- **What needs to be done**:
Restate, word for word, all of the material shown below.

- **Input for this task**:
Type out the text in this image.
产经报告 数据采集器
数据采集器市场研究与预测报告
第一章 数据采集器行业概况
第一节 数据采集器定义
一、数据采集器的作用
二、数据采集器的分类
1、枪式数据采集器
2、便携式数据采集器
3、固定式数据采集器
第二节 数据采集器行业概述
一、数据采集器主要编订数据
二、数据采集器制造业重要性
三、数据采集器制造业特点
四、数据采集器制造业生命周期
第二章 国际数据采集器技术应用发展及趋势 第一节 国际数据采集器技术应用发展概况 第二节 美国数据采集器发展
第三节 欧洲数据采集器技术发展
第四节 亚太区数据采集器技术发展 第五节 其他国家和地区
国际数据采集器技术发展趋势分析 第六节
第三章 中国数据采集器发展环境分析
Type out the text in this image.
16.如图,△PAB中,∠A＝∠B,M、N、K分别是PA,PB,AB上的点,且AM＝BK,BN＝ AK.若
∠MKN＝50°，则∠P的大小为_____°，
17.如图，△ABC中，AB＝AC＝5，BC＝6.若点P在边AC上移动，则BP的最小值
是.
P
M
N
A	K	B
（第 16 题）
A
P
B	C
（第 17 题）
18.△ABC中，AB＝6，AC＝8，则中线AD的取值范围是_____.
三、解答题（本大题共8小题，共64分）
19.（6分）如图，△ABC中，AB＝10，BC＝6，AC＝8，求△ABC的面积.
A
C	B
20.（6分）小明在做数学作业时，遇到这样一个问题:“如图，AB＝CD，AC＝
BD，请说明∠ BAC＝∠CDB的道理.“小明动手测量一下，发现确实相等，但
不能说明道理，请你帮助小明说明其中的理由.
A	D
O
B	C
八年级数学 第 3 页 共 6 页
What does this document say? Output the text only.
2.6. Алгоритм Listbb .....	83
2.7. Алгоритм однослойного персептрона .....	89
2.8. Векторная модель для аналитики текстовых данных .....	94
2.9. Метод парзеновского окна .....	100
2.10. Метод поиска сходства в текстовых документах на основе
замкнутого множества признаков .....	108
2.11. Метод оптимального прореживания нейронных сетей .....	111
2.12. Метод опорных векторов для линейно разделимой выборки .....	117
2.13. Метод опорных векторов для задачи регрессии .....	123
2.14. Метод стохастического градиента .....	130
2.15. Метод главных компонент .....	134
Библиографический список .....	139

- **Solution**:
Type out the text in this image.
产经报告 数据采集器
数据采集器市场研究与预测报告
第一章 数据采集器行业概况
第一节 数据采集器定义
一、数据采集器的作用
二、数据采集器的分类
1、枪式数据采集器
2、便携式数据采集器
3、固定式数据采集器
第二节 数据采集器行业概述
一、数据采集器主要编订数据
二、数据采集器制造业重要性
三、数据采集器制造业特点
四、数据采集器制造业生命周期
第二章 国际数据采集器技术应用发展及趋势 第一节 国际数据采集器技术应用发展概况 第二节 美国数据采集器发展
第三节 欧洲数据采集器技术发展
第四节 亚太区数据采集器技术发展 第五节 其他国家和地区
国际数据采集器技术发展趋势分析 第六节
第三章 中国数据采集器发展环境分析
Type out the text in this image.
16.如图,△PAB中,∠A＝∠B,M、N、K分别是PA,PB,AB上的点,且AM＝BK,BN＝ AK.若
∠MKN＝50°，则∠P的大小为_____°，
17.如图，△ABC中，AB＝AC＝5，BC＝6.若点P在边AC上移动，则BP的最小值
是.
P
M
N
A	K	B
（第 16 题）
A
P
B	C
（第 17 题）
18.△ABC中，AB＝6，AC＝8，则中线AD的取值范围是_____.
三、解答题（本大题共8小题，共64分）
19.（6分）如图，△ABC中，AB＝10，BC＝6，AC＝8，求△ABC的面积.
A
C	B
20.（6分）小明在做数学作业时，遇到这样一个问题:“如图，AB＝CD，AC＝
BD，请说明∠ BAC＝∠CDB的道理.“小明动手测量一下，发现确实相等，但
不能说明道理，请你帮助小明说明其中的理由.
A	D
O
B	C
八年级数学 第 3 页 共 6 页
What does this document say? Output the text only.
2.6. Алгоритм Listbb .....	83
2.7. Алгоритм однослойного персептрона .....	89
2.8. Векторная модель для аналитики текстовых данных .....	94
2.9. Метод парзеновского окна .....	100
2.10. Метод поиска сходства в текстовых документах на основе
замкнутого множества признаков .....	108
2.11. Метод оптимального прореживания нейронных сетей .....	111
2.12. Метод опорных векторов для линейно разделимой выборки .....	117
2.13. Метод опорных векторов для задачи регрессии .....	123
2.14. Метод стохастического градиента .....	130
2.15. Метод главных компонент .....	134
Библиографический список .....	139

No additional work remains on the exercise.